• [CHALLENGE]: In the entries below, count every line with the string "обеспечение". State the count and nothing else.

• [DATA]:
--- Start ---

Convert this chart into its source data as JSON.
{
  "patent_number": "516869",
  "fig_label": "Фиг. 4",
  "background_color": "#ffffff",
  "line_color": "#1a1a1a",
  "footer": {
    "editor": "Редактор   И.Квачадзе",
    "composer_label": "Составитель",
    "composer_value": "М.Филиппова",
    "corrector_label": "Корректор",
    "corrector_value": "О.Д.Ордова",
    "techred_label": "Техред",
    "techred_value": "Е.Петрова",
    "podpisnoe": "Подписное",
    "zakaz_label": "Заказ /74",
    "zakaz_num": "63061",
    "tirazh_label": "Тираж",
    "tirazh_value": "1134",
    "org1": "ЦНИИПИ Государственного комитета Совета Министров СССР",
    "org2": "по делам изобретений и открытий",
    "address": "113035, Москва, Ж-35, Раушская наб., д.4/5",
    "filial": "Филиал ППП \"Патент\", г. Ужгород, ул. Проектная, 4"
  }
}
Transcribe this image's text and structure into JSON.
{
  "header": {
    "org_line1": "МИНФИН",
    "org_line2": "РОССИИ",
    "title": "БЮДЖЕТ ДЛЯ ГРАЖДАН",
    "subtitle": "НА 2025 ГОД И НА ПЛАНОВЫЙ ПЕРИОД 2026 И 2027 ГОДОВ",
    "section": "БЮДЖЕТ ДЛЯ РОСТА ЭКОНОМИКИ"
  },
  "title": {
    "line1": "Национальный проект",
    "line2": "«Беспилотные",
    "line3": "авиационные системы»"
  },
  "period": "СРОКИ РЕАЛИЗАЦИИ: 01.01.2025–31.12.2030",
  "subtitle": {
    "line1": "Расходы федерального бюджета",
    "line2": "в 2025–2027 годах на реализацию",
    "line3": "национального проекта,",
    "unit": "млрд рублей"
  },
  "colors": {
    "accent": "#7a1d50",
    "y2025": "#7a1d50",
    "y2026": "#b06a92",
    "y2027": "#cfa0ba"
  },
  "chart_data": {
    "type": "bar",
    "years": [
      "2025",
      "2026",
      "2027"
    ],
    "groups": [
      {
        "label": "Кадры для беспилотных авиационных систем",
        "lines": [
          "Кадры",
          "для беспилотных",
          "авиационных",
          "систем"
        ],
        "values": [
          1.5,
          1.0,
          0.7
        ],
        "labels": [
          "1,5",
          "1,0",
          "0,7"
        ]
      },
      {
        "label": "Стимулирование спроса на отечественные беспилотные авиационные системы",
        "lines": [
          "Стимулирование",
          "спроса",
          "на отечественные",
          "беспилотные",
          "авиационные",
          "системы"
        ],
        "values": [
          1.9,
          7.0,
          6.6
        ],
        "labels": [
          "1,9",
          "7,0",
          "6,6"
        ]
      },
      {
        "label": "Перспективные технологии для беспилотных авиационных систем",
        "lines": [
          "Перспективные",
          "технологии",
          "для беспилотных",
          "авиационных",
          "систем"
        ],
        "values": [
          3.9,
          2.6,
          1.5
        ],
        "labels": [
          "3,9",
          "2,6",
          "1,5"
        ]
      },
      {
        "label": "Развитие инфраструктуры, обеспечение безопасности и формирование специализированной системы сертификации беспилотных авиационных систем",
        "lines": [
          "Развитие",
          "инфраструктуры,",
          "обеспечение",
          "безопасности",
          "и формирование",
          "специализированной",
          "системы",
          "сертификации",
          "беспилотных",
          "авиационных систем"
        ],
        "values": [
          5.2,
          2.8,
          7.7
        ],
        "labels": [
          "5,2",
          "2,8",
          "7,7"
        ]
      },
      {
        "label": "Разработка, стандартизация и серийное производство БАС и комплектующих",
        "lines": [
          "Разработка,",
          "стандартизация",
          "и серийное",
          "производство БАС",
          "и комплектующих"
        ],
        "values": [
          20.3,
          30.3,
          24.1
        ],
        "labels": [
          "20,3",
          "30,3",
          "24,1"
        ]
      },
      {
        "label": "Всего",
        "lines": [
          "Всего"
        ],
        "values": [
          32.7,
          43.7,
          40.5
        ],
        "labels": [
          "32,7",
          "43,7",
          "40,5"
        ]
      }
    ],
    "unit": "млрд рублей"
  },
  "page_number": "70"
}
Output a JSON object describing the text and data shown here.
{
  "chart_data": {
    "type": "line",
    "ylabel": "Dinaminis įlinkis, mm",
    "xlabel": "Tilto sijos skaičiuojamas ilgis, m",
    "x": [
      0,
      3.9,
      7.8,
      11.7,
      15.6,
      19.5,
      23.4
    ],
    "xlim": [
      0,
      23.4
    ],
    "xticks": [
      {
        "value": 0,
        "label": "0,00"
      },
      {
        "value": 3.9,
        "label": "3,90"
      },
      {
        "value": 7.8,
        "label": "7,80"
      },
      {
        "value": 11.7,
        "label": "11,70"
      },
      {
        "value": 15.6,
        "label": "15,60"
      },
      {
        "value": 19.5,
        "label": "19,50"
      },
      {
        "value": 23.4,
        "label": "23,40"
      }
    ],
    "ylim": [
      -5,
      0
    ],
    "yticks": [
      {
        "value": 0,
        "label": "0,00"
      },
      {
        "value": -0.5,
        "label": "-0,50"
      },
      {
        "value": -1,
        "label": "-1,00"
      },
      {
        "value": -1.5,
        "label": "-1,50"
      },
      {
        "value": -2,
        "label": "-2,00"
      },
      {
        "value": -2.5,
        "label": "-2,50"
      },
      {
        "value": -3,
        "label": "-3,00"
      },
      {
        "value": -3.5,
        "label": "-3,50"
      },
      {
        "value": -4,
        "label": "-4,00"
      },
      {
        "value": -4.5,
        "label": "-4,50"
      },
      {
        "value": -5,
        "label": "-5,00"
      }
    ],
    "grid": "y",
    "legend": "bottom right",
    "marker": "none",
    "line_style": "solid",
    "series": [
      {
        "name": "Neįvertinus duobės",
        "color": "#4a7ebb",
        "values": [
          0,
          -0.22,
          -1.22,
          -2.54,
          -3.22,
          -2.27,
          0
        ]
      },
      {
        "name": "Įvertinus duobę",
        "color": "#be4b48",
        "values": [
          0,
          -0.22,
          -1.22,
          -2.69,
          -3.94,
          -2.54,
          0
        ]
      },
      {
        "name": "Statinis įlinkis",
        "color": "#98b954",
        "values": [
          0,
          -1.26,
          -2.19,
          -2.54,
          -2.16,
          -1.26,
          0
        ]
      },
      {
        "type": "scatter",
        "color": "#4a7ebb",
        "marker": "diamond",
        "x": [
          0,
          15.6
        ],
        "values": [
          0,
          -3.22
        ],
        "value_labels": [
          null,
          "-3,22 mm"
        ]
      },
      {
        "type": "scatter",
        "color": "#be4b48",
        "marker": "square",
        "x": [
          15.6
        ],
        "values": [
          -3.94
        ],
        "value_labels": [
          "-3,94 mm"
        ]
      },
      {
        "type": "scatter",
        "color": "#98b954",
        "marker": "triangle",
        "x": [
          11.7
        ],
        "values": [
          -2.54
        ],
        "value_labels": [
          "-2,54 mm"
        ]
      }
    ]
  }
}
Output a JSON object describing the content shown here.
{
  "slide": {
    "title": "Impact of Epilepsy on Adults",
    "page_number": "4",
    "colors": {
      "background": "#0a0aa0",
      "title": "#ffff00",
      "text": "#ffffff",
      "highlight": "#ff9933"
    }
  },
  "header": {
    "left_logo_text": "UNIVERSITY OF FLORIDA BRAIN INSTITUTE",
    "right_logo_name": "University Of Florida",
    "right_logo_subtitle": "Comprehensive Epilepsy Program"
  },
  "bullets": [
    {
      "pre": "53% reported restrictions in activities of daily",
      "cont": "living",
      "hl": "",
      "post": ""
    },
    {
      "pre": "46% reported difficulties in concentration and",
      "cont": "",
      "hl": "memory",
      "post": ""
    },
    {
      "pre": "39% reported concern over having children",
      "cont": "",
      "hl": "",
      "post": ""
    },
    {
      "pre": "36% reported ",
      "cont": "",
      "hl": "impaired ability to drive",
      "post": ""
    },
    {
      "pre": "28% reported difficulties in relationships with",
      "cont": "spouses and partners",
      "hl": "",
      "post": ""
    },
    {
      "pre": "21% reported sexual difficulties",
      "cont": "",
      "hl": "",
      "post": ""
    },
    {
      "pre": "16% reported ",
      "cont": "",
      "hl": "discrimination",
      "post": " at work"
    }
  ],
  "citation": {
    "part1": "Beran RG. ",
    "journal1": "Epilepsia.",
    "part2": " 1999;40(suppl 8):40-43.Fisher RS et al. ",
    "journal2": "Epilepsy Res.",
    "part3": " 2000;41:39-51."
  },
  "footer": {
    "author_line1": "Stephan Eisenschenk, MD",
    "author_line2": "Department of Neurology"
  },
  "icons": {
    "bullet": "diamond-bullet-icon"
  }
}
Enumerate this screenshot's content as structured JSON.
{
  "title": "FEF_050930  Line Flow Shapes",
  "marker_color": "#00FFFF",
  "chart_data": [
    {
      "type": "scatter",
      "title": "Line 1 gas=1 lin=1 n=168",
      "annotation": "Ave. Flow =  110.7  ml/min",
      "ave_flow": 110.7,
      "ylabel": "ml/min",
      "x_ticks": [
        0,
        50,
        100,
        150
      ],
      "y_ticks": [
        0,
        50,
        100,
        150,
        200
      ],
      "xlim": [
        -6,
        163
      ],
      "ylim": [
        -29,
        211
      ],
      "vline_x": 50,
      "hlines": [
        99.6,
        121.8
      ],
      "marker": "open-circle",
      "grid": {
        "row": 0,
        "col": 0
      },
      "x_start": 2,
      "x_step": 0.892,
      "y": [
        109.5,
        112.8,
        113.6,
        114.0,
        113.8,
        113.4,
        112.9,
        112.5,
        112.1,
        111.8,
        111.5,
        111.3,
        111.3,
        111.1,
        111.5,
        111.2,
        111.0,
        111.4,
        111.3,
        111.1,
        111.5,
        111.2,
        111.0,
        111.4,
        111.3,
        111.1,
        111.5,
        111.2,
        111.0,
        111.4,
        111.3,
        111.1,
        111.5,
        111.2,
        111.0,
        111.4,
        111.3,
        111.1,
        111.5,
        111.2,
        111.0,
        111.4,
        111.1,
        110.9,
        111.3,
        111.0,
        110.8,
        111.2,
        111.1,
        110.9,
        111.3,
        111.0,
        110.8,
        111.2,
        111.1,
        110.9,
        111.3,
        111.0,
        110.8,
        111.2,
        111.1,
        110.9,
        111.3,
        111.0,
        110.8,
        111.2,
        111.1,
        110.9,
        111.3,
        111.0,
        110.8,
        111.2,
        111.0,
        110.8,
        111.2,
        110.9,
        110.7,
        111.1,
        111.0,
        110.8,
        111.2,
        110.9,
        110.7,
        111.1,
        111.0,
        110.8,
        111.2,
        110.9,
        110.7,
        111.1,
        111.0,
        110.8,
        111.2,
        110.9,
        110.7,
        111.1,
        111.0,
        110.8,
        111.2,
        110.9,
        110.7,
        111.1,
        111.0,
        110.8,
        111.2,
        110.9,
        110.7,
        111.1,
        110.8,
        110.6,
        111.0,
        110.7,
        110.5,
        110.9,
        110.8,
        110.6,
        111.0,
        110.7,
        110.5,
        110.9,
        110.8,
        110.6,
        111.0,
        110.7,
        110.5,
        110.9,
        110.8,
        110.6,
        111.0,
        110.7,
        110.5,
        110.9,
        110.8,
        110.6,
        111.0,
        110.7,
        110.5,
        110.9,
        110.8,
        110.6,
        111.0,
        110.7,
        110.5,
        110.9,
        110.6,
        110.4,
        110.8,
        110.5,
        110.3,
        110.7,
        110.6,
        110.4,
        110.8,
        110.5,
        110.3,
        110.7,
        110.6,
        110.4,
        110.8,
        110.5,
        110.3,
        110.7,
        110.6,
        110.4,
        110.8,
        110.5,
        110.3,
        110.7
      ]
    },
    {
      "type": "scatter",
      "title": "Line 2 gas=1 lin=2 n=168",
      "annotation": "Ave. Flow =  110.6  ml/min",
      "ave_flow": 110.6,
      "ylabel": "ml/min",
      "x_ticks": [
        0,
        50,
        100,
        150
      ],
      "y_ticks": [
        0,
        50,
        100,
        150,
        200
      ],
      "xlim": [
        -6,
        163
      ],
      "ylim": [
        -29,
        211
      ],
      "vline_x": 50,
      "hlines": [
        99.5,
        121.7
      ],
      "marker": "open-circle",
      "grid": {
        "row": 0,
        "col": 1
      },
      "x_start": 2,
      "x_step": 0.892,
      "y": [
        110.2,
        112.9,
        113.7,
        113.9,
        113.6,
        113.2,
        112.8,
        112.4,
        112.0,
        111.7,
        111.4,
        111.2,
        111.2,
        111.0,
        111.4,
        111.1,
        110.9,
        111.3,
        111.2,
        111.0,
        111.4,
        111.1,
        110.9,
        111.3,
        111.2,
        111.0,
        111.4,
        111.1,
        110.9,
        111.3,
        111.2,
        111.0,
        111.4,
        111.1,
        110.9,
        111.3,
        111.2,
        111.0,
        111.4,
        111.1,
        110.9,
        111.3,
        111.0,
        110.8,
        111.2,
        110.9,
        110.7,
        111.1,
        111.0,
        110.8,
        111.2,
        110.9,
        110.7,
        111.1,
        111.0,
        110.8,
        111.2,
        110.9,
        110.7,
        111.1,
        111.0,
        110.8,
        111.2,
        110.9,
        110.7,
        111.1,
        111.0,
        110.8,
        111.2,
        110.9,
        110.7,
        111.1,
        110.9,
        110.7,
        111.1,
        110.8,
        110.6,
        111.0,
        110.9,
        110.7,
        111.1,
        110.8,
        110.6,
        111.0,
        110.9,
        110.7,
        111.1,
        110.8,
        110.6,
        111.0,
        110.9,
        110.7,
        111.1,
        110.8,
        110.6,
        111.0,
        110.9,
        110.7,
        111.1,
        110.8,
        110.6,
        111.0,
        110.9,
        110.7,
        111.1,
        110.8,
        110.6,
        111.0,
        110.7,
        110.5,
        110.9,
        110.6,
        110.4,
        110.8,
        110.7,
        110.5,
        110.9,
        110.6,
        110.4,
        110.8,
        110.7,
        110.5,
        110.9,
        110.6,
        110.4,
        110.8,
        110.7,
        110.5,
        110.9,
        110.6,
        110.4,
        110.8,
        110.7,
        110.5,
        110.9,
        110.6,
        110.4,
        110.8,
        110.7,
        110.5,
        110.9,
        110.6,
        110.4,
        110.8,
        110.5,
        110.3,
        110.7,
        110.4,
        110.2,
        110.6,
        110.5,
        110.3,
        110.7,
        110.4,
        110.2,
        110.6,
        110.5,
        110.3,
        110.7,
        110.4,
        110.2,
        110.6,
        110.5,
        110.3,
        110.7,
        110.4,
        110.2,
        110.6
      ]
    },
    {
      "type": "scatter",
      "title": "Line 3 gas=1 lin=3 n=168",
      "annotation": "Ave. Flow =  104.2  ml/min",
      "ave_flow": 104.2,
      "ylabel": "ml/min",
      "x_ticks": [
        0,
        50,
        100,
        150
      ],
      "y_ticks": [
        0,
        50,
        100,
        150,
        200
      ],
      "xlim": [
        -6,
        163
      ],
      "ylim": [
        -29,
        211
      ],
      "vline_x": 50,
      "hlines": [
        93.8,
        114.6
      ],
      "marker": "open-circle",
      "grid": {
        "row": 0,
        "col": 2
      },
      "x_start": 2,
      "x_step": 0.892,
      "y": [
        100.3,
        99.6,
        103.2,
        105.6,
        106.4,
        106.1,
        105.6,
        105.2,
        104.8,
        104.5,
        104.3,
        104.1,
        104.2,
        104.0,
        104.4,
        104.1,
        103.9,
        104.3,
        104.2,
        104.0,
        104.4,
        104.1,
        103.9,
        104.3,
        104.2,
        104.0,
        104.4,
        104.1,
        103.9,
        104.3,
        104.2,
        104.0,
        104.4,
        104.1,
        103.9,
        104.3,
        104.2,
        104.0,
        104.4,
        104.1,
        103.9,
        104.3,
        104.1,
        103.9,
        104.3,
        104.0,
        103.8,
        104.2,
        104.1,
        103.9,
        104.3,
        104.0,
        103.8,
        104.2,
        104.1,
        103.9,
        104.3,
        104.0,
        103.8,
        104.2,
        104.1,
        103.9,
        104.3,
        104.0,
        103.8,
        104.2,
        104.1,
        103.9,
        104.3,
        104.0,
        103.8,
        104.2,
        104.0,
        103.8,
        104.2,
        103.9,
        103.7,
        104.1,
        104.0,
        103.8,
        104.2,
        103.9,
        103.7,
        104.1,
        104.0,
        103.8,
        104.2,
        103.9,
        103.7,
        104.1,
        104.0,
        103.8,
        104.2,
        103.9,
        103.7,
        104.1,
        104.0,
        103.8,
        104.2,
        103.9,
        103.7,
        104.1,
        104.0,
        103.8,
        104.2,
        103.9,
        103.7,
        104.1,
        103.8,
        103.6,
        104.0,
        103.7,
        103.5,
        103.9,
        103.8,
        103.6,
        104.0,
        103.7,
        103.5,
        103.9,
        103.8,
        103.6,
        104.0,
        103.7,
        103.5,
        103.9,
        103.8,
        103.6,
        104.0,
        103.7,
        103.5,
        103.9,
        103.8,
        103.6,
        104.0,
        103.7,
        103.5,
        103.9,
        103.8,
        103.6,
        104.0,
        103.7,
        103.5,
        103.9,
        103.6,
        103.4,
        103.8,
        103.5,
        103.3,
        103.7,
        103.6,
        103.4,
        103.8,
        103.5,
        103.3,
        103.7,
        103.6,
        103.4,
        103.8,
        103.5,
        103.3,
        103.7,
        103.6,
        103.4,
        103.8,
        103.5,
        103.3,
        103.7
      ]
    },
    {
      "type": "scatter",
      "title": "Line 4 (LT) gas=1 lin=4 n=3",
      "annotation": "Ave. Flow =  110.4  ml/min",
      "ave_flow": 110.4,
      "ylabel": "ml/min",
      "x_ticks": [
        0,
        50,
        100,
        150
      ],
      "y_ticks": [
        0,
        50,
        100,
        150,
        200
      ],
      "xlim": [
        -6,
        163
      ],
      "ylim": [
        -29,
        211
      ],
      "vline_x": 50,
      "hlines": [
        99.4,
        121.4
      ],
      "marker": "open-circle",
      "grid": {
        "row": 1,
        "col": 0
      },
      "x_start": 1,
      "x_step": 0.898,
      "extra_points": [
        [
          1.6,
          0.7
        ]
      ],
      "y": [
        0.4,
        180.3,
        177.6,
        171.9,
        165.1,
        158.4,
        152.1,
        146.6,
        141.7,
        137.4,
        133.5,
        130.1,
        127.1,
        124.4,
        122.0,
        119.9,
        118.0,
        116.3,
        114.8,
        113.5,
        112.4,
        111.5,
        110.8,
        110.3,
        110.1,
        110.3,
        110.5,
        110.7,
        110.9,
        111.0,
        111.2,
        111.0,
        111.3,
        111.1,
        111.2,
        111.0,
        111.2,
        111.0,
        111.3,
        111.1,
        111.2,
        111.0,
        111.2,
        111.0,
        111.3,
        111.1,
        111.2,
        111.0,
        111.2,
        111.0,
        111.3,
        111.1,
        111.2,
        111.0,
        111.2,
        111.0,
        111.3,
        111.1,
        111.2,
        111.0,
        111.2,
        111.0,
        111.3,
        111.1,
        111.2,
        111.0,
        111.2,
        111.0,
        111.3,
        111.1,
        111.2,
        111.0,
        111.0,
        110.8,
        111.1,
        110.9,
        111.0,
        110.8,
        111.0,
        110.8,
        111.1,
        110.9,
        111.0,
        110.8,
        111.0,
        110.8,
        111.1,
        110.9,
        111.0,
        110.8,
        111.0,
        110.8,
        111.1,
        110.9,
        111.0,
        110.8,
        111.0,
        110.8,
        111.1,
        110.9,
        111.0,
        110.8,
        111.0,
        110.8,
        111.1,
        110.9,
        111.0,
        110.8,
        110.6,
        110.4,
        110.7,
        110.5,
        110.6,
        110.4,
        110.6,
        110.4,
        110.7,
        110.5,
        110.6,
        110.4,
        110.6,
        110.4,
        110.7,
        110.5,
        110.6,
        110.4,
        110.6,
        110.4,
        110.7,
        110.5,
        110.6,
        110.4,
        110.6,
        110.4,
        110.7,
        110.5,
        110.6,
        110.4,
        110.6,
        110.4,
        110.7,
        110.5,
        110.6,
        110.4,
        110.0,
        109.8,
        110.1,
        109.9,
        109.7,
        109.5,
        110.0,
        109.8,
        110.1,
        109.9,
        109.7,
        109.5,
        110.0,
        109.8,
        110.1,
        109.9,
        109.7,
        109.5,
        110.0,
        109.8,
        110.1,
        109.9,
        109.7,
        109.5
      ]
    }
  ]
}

--- End ---

• [CORRECT RESPONSE]: 2